Tuesday, November 22, 2011

Historic weak rupee to increase remittance inflow

Weak Indian Currency (IC) against US dollar pulled Nepali rupee to its historic low today.
Today, exchange rate of Nepali currency against US Dollars touched the highest of Rs 84.5 against a dollar on an average in the open market, according to exchange rate fixed by different commercial banks.
Indian currency with which Nepali currency is pegged had reached historic low yesterday at Indian Currency 52.78 per dollar. However, the Indian foreign exchange rate redeemed itself a little reaching IC 52.58 at around 11 in the morning.
Though, Nepal's financial conditions have nothing to do with the current depreciation of its currency, the fixed exchange rate regime with India has pulled Nepali currency along with it on the bitter-sweet downward ride making the imports from third country dearer.
For Nepal, the strong US dollar translates as expensive imports from third countries at the same time the dollar income — remittances and tourist incomes — from foreign countries will go up.
"The stronger dollar will be leading to higher inflow of remittance as most of the migrant workers are paid in dollars," economist Dr Chiranjibi Nepal said, "Depsite no change in salary of the workers, the receivers will be getting more here at home.The other advantage of having strong dollar is being paid more for the exports."
"Unfortunately for Nepal, merchandise and service export to third country is nominal so that the opportunity we have from having strong US dollars can not be well exploited," expressed Nepal. "On the other hand, imports from third country especially fuel and other capital equipments will become expensive. The Chinese merchandise had already started to become expensive resulting from stronger US dollars.
"Nepal imported goods worth Rs 133.27 billion paying in dollars from third countries in the last fiscal year along with the imports worth Rs 47.8 billion from India that has been paid in dollars. The expensive import might lead to further price rise as being observed in India.
=-=-=
YOUR INSTRUCTIONS: According to the article, what was the value of goods Nepal imported from third countries with dollar payments in the last fiscal year? Rely only on the article for the answer, with no outside sources.
=-=-=
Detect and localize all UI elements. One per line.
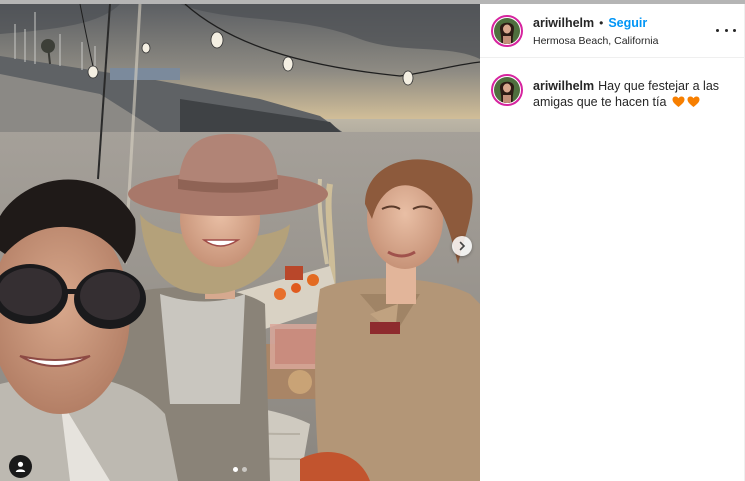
more-options-icon[interactable] (716, 22, 736, 38)
carousel-indicator (233, 467, 247, 472)
orange-heart-icon (672, 96, 685, 107)
caption-username[interactable]: ariwilhelm (533, 79, 594, 93)
post-photo (0, 4, 480, 481)
separator-dot: • (599, 16, 604, 30)
post-details-panel: ariwilhelm • Seguir Hermosa Beach, Calif… (480, 4, 745, 481)
carousel-dot (242, 467, 247, 472)
caption-author-avatar[interactable] (491, 74, 523, 106)
post-location[interactable]: Hermosa Beach, California (533, 35, 658, 47)
post-caption: ariwilhelm Hay que festejar a las amigas … (533, 78, 738, 110)
tagged-users-button[interactable] (9, 455, 32, 478)
user-tag-icon (15, 461, 26, 472)
carousel-next-button[interactable] (452, 236, 472, 256)
post-header: ariwilhelm • Seguir Hermosa Beach, Calif… (480, 4, 745, 58)
author-username[interactable]: ariwilhelm (533, 16, 594, 30)
post-media[interactable] (0, 4, 480, 481)
chevron-right-icon (459, 241, 466, 251)
carousel-dot-active (233, 467, 238, 472)
orange-heart-icon (687, 96, 700, 107)
header-user-line: ariwilhelm • Seguir (533, 16, 647, 30)
follow-button[interactable]: Seguir (608, 16, 647, 30)
author-avatar[interactable] (491, 15, 523, 47)
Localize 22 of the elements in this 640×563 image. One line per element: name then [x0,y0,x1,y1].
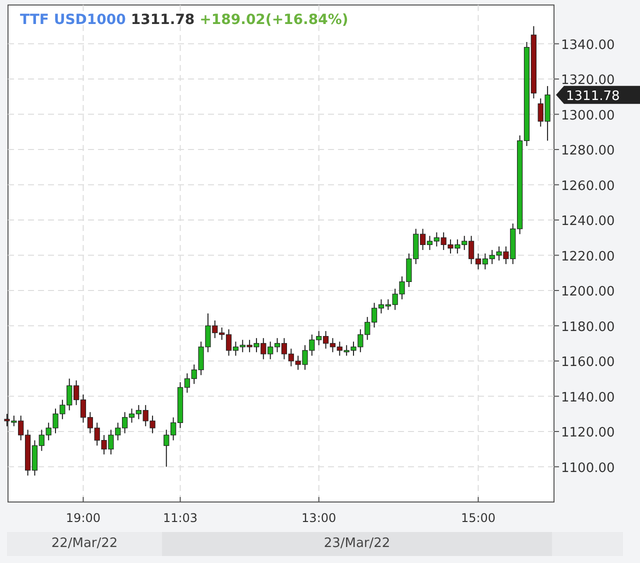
price-value: 1311.78 [130,11,195,30]
y-axis-label: 1340.00 [561,38,615,53]
y-axis-label: 1120.00 [561,426,615,440]
y-axis-label: 1160.00 [561,355,615,370]
price-change: +189.02(+16.84%) [200,11,348,30]
y-axis-label: 1300.00 [561,108,615,124]
y-axis-label: 1220.00 [561,249,615,264]
symbol-label: TTF USD1000 [20,11,126,30]
y-axis-label: 1180.00 [561,320,615,335]
y-axis-label: 1200.00 [561,284,615,300]
price-tag: 1311.78 [556,86,640,104]
x-axis-label: 19:00 [66,511,101,525]
y-axis-label: 1320.00 [561,73,615,88]
y-axis-label: 1260.00 [561,178,615,194]
x-axis-label: 15:00 [460,511,496,525]
y-axis-label: 1240.00 [561,214,615,230]
y-axis-label: 1140.00 [561,390,615,406]
x-axis-label: 13:00 [302,511,336,525]
y-axis-label: 1100.00 [561,460,615,476]
date-range-segment: 23/Mar/22 [162,532,552,556]
x-axis-label: 11:03 [162,511,198,525]
y-axis-label: 1280.00 [561,144,615,159]
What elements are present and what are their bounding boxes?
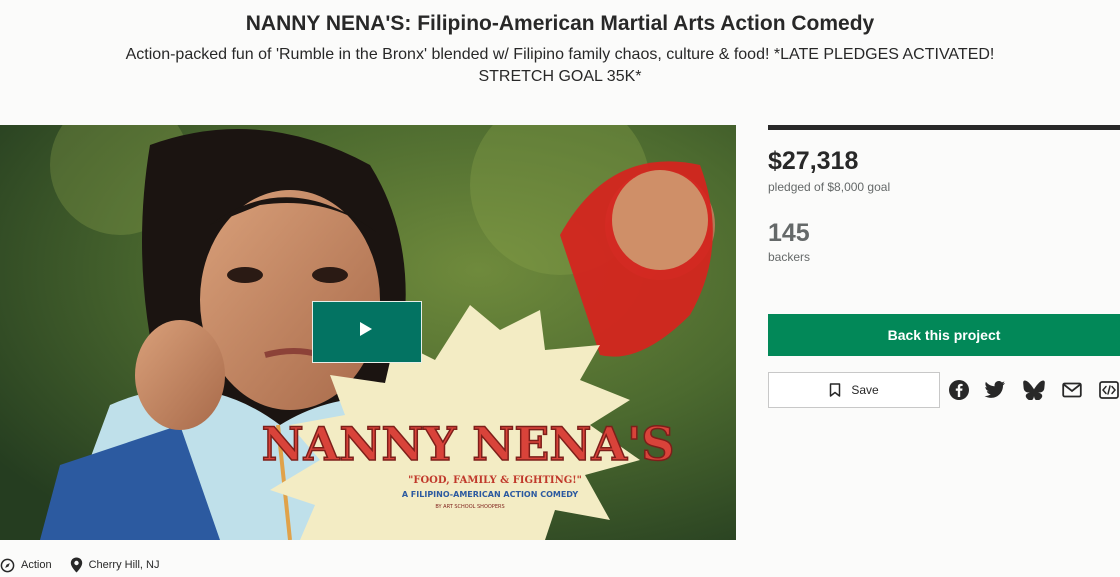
=-=-=
ANSWER TO THE TASK: Rs 133.27 billion.